Task directions >>
Every record below should be printed exactly as it appears.

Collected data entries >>
········

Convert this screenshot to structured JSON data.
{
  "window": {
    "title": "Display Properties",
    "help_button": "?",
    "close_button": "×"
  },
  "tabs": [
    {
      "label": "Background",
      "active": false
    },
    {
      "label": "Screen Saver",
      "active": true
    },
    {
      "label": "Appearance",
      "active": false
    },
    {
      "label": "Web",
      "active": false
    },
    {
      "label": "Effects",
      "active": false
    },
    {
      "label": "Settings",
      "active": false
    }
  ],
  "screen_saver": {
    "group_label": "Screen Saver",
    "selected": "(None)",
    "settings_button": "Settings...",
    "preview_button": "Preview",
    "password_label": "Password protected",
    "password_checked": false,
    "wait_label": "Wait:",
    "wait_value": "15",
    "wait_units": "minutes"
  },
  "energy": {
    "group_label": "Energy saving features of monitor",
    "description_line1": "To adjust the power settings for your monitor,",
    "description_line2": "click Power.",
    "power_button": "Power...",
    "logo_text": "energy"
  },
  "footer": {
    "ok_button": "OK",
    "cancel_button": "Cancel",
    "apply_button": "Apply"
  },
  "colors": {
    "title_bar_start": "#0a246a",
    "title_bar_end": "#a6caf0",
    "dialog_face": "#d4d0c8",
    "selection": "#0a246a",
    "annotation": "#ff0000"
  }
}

········

Result of this task >>
Convert this screenshot to structured JSON data.
{
  "window": {
    "title": "Display Properties",
    "help_button": "?",
    "close_button": "×"
  },
  "tabs": [
    {
      "label": "Background",
      "active": false
    },
    {
      "label": "Screen Saver",
      "active": true
    },
    {
      "label": "Appearance",
      "active": false
    },
    {
      "label": "Web",
      "active": false
    },
    {
      "label": "Effects",
      "active": false
    },
    {
      "label": "Settings",
      "active": false
    }
  ],
  "screen_saver": {
    "group_label": "Screen Saver",
    "selected": "(None)",
    "settings_button": "Settings...",
    "preview_button": "Preview",
    "password_label": "Password protected",
    "password_checked": false,
    "wait_label": "Wait:",
    "wait_value": "15",
    "wait_units": "minutes"
  },
  "energy": {
    "group_label": "Energy saving features of monitor",
    "description_line1": "To adjust the power settings for your monitor,",
    "description_line2": "click Power.",
    "power_button": "Power...",
    "logo_text": "energy"
  },
  "footer": {
    "ok_button": "OK",
    "cancel_button": "Cancel",
    "apply_button": "Apply"
  },
  "colors": {
    "title_bar_start": "#0a246a",
    "title_bar_end": "#a6caf0",
    "dialog_face": "#d4d0c8",
    "selection": "#0a246a",
    "annotation": "#ff0000"
  }
}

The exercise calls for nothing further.